WHAT YOU HAVE TO DO. Determine which lines of the records include the word "situation", and copy them.

SUPPLIED DATA.
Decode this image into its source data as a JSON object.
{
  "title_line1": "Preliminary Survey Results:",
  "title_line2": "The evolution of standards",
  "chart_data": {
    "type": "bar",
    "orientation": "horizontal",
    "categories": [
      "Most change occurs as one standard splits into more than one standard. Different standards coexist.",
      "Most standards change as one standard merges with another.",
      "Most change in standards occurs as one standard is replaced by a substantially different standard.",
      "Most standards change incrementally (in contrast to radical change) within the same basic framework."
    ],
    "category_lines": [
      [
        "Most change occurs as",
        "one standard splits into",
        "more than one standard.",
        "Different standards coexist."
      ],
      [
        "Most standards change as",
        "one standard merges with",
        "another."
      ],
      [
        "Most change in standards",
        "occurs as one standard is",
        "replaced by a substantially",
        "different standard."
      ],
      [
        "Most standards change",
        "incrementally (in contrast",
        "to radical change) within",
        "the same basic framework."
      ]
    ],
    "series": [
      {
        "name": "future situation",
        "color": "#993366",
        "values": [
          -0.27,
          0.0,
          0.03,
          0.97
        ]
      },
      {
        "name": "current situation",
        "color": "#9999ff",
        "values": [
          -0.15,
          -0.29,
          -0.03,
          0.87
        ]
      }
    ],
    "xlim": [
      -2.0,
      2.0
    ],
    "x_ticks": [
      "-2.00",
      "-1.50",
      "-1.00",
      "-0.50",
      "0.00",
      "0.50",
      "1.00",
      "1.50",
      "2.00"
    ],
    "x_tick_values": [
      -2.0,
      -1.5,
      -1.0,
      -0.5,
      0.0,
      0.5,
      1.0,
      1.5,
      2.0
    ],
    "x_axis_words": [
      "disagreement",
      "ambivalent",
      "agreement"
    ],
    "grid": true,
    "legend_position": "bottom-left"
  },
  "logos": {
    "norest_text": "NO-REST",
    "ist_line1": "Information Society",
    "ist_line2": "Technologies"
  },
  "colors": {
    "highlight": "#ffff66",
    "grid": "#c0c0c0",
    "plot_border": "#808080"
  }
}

ANSWER IN FULL.
        "name": "future situation",
        "name": "current situation",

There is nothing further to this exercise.